[Data listing]
^^^^^^^^^^^^^^^^
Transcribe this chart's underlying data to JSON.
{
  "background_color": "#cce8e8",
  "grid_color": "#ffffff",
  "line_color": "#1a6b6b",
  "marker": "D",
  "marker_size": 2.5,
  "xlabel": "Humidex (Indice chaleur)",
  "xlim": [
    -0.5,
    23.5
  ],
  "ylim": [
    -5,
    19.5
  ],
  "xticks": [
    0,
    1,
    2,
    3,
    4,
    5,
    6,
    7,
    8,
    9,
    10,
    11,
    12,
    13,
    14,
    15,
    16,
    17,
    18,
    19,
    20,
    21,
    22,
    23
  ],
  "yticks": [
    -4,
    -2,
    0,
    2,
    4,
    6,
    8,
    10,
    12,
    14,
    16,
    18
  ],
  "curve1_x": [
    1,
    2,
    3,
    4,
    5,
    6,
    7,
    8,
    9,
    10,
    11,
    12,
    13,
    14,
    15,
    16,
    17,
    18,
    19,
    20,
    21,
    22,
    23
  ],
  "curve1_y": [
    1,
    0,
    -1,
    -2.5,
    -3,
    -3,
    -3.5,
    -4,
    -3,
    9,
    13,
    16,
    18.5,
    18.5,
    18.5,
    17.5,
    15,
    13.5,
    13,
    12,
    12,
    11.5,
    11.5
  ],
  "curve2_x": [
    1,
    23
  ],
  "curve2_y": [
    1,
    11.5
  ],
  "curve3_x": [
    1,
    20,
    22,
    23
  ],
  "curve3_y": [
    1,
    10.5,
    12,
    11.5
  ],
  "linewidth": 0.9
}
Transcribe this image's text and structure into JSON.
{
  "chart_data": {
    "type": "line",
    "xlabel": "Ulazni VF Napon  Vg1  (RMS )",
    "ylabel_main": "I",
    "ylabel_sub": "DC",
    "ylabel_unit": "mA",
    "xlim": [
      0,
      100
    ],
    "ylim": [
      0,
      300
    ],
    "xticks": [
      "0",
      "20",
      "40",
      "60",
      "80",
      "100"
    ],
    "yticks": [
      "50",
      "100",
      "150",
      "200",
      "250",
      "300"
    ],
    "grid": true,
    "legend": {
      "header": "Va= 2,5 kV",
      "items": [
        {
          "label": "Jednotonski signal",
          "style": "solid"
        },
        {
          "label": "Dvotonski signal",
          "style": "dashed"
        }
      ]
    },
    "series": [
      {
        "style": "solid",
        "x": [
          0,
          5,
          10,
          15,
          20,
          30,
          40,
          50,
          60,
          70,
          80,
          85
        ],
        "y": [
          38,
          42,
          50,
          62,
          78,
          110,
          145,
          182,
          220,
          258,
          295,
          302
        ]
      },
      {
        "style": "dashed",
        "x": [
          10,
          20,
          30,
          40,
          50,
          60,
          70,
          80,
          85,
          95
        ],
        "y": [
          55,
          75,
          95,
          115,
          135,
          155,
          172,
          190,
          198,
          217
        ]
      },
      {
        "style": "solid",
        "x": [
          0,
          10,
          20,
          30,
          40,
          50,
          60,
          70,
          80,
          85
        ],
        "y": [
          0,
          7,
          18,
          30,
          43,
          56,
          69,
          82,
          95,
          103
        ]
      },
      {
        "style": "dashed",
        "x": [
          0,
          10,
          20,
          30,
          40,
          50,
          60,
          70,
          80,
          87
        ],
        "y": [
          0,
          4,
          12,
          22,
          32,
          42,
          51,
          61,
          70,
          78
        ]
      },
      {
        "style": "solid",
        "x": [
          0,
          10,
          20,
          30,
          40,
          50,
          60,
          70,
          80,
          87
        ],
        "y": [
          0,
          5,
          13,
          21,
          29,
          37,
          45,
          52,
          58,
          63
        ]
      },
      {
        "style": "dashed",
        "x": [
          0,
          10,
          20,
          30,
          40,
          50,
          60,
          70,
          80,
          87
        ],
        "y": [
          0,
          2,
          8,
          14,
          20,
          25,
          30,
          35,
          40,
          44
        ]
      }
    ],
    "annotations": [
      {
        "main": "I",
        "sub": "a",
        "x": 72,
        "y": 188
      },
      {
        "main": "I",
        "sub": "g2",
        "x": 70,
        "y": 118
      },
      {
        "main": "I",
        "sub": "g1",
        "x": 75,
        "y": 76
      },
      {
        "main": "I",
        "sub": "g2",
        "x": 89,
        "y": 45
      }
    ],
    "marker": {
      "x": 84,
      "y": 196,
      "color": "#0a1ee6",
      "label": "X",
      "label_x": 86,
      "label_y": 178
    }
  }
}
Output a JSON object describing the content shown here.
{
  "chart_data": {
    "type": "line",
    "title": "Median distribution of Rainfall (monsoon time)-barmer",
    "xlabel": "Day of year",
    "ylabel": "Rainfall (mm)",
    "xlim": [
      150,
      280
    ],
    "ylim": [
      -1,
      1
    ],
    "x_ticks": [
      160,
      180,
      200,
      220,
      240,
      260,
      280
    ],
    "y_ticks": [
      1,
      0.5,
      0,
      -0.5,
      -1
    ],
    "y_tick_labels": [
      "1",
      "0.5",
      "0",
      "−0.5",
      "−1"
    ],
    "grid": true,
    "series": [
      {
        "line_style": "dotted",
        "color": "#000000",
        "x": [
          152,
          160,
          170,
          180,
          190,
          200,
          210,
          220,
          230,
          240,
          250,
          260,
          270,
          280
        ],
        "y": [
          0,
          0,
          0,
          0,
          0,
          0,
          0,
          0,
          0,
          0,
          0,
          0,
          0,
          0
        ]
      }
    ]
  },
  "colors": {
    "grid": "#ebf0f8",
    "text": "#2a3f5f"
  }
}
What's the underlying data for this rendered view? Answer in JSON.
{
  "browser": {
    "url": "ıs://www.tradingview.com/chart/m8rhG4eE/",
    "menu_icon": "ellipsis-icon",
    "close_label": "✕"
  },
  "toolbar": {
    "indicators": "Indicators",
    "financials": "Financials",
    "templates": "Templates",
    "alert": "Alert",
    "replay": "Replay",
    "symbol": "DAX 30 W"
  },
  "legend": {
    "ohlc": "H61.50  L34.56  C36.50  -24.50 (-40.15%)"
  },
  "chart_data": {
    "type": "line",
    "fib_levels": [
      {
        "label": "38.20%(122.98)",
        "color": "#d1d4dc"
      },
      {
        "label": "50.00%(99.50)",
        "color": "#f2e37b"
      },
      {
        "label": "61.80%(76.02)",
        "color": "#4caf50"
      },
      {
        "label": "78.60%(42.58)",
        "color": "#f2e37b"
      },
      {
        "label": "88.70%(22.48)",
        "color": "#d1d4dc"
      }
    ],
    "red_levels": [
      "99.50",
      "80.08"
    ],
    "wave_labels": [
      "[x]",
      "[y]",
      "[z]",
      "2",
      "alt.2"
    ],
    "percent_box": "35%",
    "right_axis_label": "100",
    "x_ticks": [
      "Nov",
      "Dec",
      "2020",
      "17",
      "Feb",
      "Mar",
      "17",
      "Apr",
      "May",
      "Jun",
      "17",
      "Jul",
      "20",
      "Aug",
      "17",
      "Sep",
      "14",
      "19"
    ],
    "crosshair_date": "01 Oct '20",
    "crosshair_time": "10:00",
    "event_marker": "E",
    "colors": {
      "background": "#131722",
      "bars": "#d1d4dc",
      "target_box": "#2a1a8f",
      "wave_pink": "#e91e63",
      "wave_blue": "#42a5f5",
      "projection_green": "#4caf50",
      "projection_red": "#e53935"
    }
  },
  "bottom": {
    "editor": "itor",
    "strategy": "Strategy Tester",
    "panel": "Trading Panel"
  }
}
^^^^^^^^^^^^^^^^
### What the task asks
Every entry needs to be retyped exactly.

### Result of the exercise
Transcribe this chart's underlying data to JSON.
{
  "background_color": "#cce8e8",
  "grid_color": "#ffffff",
  "line_color": "#1a6b6b",
  "marker": "D",
  "marker_size": 2.5,
  "xlabel": "Humidex (Indice chaleur)",
  "xlim": [
    -0.5,
    23.5
  ],
  "ylim": [
    -5,
    19.5
  ],
  "xticks": [
    0,
    1,
    2,
    3,
    4,
    5,
    6,
    7,
    8,
    9,
    10,
    11,
    12,
    13,
    14,
    15,
    16,
    17,
    18,
    19,
    20,
    21,
    22,
    23
  ],
  "yticks": [
    -4,
    -2,
    0,
    2,
    4,
    6,
    8,
    10,
    12,
    14,
    16,
    18
  ],
  "curve1_x": [
    1,
    2,
    3,
    4,
    5,
    6,
    7,
    8,
    9,
    10,
    11,
    12,
    13,
    14,
    15,
    16,
    17,
    18,
    19,
    20,
    21,
    22,
    23
  ],
  "curve1_y": [
    1,
    0,
    -1,
    -2.5,
    -3,
    -3,
    -3.5,
    -4,
    -3,
    9,
    13,
    16,
    18.5,
    18.5,
    18.5,
    17.5,
    15,
    13.5,
    13,
    12,
    12,
    11.5,
    11.5
  ],
  "curve2_x": [
    1,
    23
  ],
  "curve2_y": [
    1,
    11.5
  ],
  "curve3_x": [
    1,
    20,
    22,
    23
  ],
  "curve3_y": [
    1,
    10.5,
    12,
    11.5
  ],
  "linewidth": 0.9
}
Transcribe this image's text and structure into JSON.
{
  "chart_data": {
    "type": "line",
    "xlabel": "Ulazni VF Napon  Vg1  (RMS )",
    "ylabel_main": "I",
    "ylabel_sub": "DC",
    "ylabel_unit": "mA",
    "xlim": [
      0,
      100
    ],
    "ylim": [
      0,
      300
    ],
    "xticks": [
      "0",
      "20",
      "40",
      "60",
      "80",
      "100"
    ],
    "yticks": [
      "50",
      "100",
      "150",
      "200",
      "250",
      "300"
    ],
    "grid": true,
    "legend": {
      "header": "Va= 2,5 kV",
      "items": [
        {
          "label": "Jednotonski signal",
          "style": "solid"
        },
        {
          "label": "Dvotonski signal",
          "style": "dashed"
        }
      ]
    },
    "series": [
      {
        "style": "solid",
        "x": [
          0,
          5,
          10,
          15,
          20,
          30,
          40,
          50,
          60,
          70,
          80,
          85
        ],
        "y": [
          38,
          42,
          50,
          62,
          78,
          110,
          145,
          182,
          220,
          258,
          295,
          302
        ]
      },
      {
        "style": "dashed",
        "x": [
          10,
          20,
          30,
          40,
          50,
          60,
          70,
          80,
          85,
          95
        ],
        "y": [
          55,
          75,
          95,
          115,
          135,
          155,
          172,
          190,
          198,
          217
        ]
      },
      {
        "style": "solid",
        "x": [
          0,
          10,
          20,
          30,
          40,
          50,
          60,
          70,
          80,
          85
        ],
        "y": [
          0,
          7,
          18,
          30,
          43,
          56,
          69,
          82,
          95,
          103
        ]
      },
      {
        "style": "dashed",
        "x": [
          0,
          10,
          20,
          30,
          40,
          50,
          60,
          70,
          80,
          87
        ],
        "y": [
          0,
          4,
          12,
          22,
          32,
          42,
          51,
          61,
          70,
          78
        ]
      },
      {
        "style": "solid",
        "x": [
          0,
          10,
          20,
          30,
          40,
          50,
          60,
          70,
          80,
          87
        ],
        "y": [
          0,
          5,
          13,
          21,
          29,
          37,
          45,
          52,
          58,
          63
        ]
      },
      {
        "style": "dashed",
        "x": [
          0,
          10,
          20,
          30,
          40,
          50,
          60,
          70,
          80,
          87
        ],
        "y": [
          0,
          2,
          8,
          14,
          20,
          25,
          30,
          35,
          40,
          44
        ]
      }
    ],
    "annotations": [
      {
        "main": "I",
        "sub": "a",
        "x": 72,
        "y": 188
      },
      {
        "main": "I",
        "sub": "g2",
        "x": 70,
        "y": 118
      },
      {
        "main": "I",
        "sub": "g1",
        "x": 75,
        "y": 76
      },
      {
        "main": "I",
        "sub": "g2",
        "x": 89,
        "y": 45
      }
    ],
    "marker": {
      "x": 84,
      "y": 196,
      "color": "#0a1ee6",
      "label": "X",
      "label_x": 86,
      "label_y": 178
    }
  }
}
Output a JSON object describing the content shown here.
{
  "chart_data": {
    "type": "line",
    "title": "Median distribution of Rainfall (monsoon time)-barmer",
    "xlabel": "Day of year",
    "ylabel": "Rainfall (mm)",
    "xlim": [
      150,
      280
    ],
    "ylim": [
      -1,
      1
    ],
    "x_ticks": [
      160,
      180,
      200,
      220,
      240,
      260,
      280
    ],
    "y_ticks": [
      1,
      0.5,
      0,
      -0.5,
      -1
    ],
    "y_tick_labels": [
      "1",
      "0.5",
      "0",
      "−0.5",
      "−1"
    ],
    "grid": true,
    "series": [
      {
        "line_style": "dotted",
        "color": "#000000",
        "x": [
          152,
          160,
          170,
          180,
          190,
          200,
          210,
          220,
          230,
          240,
          250,
          260,
          270,
          280
        ],
        "y": [
          0,
          0,
          0,
          0,
          0,
          0,
          0,
          0,
          0,
          0,
          0,
          0,
          0,
          0
        ]
      }
    ]
  },
  "colors": {
    "grid": "#ebf0f8",
    "text": "#2a3f5f"
  }
}
What's the underlying data for this rendered view? Answer in JSON.
{
  "browser": {
    "url": "ıs://www.tradingview.com/chart/m8rhG4eE/",
    "menu_icon": "ellipsis-icon",
    "close_label": "✕"
  },
  "toolbar": {
    "indicators": "Indicators",
    "financials": "Financials",
    "templates": "Templates",
    "alert": "Alert",
    "replay": "Replay",
    "symbol": "DAX 30 W"
  },
  "legend": {
    "ohlc": "H61.50  L34.56  C36.50  -24.50 (-40.15%)"
  },
  "chart_data": {
    "type": "line",
    "fib_levels": [
      {
        "label": "38.20%(122.98)",
        "color": "#d1d4dc"
      },
      {
        "label": "50.00%(99.50)",
        "color": "#f2e37b"
      },
      {
        "label": "61.80%(76.02)",
        "color": "#4caf50"
      },
      {
        "label": "78.60%(42.58)",
        "color": "#f2e37b"
      },
      {
        "label": "88.70%(22.48)",
        "color": "#d1d4dc"
      }
    ],
    "red_levels": [
      "99.50",
      "80.08"
    ],
    "wave_labels": [
      "[x]",
      "[y]",
      "[z]",
      "2",
      "alt.2"
    ],
    "percent_box": "35%",
    "right_axis_label": "100",
    "x_ticks": [
      "Nov",
      "Dec",
      "2020",
      "17",
      "Feb",
      "Mar",
      "17",
      "Apr",
      "May",
      "Jun",
      "17",
      "Jul",
      "20",
      "Aug",
      "17",
      "Sep",
      "14",
      "19"
    ],
    "crosshair_date": "01 Oct '20",
    "crosshair_time": "10:00",
    "event_marker": "E",
    "colors": {
      "background": "#131722",
      "bars": "#d1d4dc",
      "target_box": "#2a1a8f",
      "wave_pink": "#e91e63",
      "wave_blue": "#42a5f5",
      "projection_green": "#4caf50",
      "projection_red": "#e53935"
    }
  },
  "bottom": {
    "editor": "itor",
    "strategy": "Strategy Tester",
    "panel": "Trading Panel"
  }
}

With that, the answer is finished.